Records

=-=-=

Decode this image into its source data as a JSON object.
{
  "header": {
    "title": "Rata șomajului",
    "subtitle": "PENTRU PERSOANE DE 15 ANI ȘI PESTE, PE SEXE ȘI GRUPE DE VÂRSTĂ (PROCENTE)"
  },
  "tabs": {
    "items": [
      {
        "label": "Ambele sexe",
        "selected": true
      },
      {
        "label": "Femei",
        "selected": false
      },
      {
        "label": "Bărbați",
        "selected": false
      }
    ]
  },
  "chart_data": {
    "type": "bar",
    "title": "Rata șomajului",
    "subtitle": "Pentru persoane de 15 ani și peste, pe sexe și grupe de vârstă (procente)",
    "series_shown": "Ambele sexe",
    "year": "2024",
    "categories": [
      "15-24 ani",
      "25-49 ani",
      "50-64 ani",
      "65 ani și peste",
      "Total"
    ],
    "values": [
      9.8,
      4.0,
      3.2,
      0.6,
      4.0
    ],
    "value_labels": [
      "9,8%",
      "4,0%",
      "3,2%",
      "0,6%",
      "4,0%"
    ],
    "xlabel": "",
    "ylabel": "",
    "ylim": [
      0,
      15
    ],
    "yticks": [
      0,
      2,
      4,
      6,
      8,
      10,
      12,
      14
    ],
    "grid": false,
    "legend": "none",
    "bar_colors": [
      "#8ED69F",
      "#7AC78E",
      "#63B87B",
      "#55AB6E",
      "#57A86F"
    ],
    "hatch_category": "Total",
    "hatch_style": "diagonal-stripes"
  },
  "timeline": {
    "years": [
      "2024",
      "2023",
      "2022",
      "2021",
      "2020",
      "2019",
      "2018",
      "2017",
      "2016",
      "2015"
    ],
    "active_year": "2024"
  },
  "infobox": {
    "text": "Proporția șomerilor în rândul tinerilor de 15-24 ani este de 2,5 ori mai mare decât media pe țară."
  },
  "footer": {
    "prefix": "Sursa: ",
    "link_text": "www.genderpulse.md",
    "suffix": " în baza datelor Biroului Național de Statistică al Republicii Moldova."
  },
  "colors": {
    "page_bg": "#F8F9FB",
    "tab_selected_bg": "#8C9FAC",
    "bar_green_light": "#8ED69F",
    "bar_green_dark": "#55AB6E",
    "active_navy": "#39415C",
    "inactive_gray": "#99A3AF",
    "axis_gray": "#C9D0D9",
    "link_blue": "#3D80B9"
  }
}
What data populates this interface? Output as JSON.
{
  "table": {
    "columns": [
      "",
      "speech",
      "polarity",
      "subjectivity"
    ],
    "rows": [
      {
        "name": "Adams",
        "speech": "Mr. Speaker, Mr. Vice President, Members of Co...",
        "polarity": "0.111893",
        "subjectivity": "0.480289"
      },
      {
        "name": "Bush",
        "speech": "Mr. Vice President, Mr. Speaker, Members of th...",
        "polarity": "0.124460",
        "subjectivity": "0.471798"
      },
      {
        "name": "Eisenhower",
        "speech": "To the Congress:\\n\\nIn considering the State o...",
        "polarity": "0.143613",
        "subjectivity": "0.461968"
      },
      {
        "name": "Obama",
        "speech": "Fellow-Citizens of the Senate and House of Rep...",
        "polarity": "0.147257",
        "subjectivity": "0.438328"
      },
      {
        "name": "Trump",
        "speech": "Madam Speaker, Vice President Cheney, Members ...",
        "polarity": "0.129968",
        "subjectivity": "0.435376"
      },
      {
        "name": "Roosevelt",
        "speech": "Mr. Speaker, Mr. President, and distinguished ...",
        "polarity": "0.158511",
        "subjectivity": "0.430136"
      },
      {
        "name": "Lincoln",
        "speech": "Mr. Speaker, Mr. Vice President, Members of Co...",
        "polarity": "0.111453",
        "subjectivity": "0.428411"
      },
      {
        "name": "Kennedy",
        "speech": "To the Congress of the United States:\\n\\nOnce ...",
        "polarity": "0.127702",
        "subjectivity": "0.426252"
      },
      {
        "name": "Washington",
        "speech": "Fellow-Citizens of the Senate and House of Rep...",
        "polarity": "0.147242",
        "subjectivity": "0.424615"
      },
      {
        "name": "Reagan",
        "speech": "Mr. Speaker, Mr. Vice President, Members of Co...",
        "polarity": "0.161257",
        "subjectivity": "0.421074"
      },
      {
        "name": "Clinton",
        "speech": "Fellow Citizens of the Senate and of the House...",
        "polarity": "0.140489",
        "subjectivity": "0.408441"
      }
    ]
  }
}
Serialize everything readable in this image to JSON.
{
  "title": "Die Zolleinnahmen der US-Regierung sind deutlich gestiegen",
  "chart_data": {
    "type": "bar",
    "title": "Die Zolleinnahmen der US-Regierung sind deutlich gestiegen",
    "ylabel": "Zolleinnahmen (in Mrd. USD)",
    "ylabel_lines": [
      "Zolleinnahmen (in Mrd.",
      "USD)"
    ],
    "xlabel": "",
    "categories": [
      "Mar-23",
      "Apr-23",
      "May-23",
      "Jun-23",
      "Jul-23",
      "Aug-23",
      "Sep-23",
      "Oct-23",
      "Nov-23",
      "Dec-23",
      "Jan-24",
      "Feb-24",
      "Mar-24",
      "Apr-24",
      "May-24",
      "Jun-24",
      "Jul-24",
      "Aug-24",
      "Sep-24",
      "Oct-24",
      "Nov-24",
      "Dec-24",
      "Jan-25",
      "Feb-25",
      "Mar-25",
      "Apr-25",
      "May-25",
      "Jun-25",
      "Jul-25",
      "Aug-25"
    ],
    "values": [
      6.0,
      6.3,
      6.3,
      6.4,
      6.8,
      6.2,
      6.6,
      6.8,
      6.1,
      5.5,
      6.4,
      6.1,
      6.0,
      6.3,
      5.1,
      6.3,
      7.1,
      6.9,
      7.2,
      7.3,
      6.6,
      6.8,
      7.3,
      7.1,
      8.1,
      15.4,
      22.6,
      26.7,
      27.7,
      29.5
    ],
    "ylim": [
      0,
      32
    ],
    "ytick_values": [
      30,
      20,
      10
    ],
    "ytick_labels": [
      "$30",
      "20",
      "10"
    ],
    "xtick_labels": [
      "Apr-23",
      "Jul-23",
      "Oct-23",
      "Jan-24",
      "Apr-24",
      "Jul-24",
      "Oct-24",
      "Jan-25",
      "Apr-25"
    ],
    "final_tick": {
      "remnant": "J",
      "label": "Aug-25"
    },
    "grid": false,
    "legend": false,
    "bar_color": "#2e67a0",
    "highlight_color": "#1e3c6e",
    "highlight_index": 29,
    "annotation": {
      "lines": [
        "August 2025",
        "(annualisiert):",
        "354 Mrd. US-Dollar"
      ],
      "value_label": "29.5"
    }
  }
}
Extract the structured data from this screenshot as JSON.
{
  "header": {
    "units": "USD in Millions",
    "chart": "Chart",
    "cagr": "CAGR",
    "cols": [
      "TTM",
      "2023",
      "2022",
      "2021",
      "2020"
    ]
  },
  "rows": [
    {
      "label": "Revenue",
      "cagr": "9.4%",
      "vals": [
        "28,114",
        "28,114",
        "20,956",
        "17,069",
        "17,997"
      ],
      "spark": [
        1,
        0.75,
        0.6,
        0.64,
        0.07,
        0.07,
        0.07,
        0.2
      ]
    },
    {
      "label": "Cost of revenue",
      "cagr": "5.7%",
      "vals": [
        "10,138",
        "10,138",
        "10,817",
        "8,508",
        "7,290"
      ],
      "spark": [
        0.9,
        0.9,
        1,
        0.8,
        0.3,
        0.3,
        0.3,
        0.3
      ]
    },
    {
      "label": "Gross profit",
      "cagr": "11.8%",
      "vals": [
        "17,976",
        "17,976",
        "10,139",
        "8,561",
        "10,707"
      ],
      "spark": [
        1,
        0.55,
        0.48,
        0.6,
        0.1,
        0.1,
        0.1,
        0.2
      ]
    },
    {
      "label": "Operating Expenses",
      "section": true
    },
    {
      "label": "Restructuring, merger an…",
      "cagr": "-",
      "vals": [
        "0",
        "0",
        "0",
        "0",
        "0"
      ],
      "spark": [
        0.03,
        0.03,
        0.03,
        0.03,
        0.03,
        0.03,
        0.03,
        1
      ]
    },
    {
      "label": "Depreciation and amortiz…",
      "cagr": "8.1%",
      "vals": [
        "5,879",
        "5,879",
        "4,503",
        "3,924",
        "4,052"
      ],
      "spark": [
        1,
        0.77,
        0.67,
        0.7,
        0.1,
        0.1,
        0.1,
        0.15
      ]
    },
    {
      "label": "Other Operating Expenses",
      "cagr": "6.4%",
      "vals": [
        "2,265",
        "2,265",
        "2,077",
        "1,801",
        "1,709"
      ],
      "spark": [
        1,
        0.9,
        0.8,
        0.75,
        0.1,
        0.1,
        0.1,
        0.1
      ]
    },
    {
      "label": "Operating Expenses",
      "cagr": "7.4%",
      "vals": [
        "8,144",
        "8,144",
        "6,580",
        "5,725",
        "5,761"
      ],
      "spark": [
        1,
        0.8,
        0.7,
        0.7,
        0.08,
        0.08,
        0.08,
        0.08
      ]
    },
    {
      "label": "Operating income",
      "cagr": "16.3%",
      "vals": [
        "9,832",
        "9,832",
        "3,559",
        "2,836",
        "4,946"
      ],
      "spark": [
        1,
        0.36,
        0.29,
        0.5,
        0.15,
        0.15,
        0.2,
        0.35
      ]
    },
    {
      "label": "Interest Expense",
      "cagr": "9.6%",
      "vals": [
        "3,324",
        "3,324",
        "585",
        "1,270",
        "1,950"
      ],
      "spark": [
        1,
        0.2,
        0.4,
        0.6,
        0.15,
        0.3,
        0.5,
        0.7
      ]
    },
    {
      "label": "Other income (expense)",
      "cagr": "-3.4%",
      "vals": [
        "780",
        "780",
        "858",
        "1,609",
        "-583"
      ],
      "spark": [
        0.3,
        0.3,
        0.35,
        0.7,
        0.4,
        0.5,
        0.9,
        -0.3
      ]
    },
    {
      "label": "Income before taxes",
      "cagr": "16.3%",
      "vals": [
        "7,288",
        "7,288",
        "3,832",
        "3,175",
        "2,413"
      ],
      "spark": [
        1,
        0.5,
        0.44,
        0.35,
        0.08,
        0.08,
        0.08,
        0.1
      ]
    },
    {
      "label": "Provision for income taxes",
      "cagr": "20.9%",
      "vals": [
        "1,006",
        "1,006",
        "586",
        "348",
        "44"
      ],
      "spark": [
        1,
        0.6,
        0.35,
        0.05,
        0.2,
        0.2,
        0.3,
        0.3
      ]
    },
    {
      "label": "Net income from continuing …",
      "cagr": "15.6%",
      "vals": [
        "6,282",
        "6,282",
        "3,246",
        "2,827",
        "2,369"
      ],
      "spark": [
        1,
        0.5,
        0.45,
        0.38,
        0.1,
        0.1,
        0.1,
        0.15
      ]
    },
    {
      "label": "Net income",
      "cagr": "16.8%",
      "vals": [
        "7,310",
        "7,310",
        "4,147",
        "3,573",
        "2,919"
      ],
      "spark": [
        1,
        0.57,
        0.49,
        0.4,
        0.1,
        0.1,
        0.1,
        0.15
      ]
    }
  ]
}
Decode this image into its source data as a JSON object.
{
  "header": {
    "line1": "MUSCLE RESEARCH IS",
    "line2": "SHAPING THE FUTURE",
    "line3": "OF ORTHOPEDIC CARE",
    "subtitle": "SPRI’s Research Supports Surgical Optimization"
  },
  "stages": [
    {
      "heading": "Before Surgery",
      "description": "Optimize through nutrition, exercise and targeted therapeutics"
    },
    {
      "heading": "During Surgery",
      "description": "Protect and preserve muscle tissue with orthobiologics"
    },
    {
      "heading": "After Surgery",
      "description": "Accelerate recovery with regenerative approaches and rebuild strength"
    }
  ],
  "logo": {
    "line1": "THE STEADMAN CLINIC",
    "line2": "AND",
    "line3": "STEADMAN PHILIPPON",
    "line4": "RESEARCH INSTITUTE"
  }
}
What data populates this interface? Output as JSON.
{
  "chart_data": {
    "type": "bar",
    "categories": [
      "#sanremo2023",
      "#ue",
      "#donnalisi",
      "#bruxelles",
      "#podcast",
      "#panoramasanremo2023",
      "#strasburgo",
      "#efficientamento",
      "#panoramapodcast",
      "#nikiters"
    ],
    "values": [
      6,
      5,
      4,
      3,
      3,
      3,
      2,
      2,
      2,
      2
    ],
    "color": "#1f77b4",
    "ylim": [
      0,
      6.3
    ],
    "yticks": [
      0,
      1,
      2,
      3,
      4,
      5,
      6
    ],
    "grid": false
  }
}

=-=-=

WRITTEN REQUEST: Show each line of the listing that holds the string "Ambele".

EXPECTED ANSWER:
        "label": "Ambele sexe",
    "series_shown": "Ambele sexe",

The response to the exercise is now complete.